Begin Material provided

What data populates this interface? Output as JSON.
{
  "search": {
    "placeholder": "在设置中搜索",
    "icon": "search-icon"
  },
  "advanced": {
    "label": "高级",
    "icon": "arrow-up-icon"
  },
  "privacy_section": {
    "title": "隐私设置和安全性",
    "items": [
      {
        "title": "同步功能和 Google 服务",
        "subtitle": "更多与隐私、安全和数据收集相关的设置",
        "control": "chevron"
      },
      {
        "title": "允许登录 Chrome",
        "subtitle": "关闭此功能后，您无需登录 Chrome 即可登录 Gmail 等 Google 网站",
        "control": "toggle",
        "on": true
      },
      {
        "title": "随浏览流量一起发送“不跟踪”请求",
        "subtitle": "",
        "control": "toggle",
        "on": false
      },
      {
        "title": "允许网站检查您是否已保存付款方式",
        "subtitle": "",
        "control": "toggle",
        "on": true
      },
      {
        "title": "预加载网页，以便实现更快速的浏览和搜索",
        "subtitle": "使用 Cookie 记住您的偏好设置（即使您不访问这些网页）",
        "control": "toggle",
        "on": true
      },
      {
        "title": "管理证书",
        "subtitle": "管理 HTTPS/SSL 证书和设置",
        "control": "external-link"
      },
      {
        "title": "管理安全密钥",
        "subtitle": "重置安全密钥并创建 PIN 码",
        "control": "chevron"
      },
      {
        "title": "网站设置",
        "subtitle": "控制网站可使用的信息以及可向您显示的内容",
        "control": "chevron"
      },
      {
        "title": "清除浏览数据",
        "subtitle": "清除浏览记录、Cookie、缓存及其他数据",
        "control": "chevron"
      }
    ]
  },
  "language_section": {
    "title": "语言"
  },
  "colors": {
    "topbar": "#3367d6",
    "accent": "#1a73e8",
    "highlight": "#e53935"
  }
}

End Material provided

Work to do:
Write out the entries in full, exactly as given.

Exercise result:
What data populates this interface? Output as JSON.
{
  "search": {
    "placeholder": "在设置中搜索",
    "icon": "search-icon"
  },
  "advanced": {
    "label": "高级",
    "icon": "arrow-up-icon"
  },
  "privacy_section": {
    "title": "隐私设置和安全性",
    "items": [
      {
        "title": "同步功能和 Google 服务",
        "subtitle": "更多与隐私、安全和数据收集相关的设置",
        "control": "chevron"
      },
      {
        "title": "允许登录 Chrome",
        "subtitle": "关闭此功能后，您无需登录 Chrome 即可登录 Gmail 等 Google 网站",
        "control": "toggle",
        "on": true
      },
      {
        "title": "随浏览流量一起发送“不跟踪”请求",
        "subtitle": "",
        "control": "toggle",
        "on": false
      },
      {
        "title": "允许网站检查您是否已保存付款方式",
        "subtitle": "",
        "control": "toggle",
        "on": true
      },
      {
        "title": "预加载网页，以便实现更快速的浏览和搜索",
        "subtitle": "使用 Cookie 记住您的偏好设置（即使您不访问这些网页）",
        "control": "toggle",
        "on": true
      },
      {
        "title": "管理证书",
        "subtitle": "管理 HTTPS/SSL 证书和设置",
        "control": "external-link"
      },
      {
        "title": "管理安全密钥",
        "subtitle": "重置安全密钥并创建 PIN 码",
        "control": "chevron"
      },
      {
        "title": "网站设置",
        "subtitle": "控制网站可使用的信息以及可向您显示的内容",
        "control": "chevron"
      },
      {
        "title": "清除浏览数据",
        "subtitle": "清除浏览记录、Cookie、缓存及其他数据",
        "control": "chevron"
      }
    ]
  },
  "language_section": {
    "title": "语言"
  },
  "colors": {
    "topbar": "#3367d6",
    "accent": "#1a73e8",
    "highlight": "#e53935"
  }
}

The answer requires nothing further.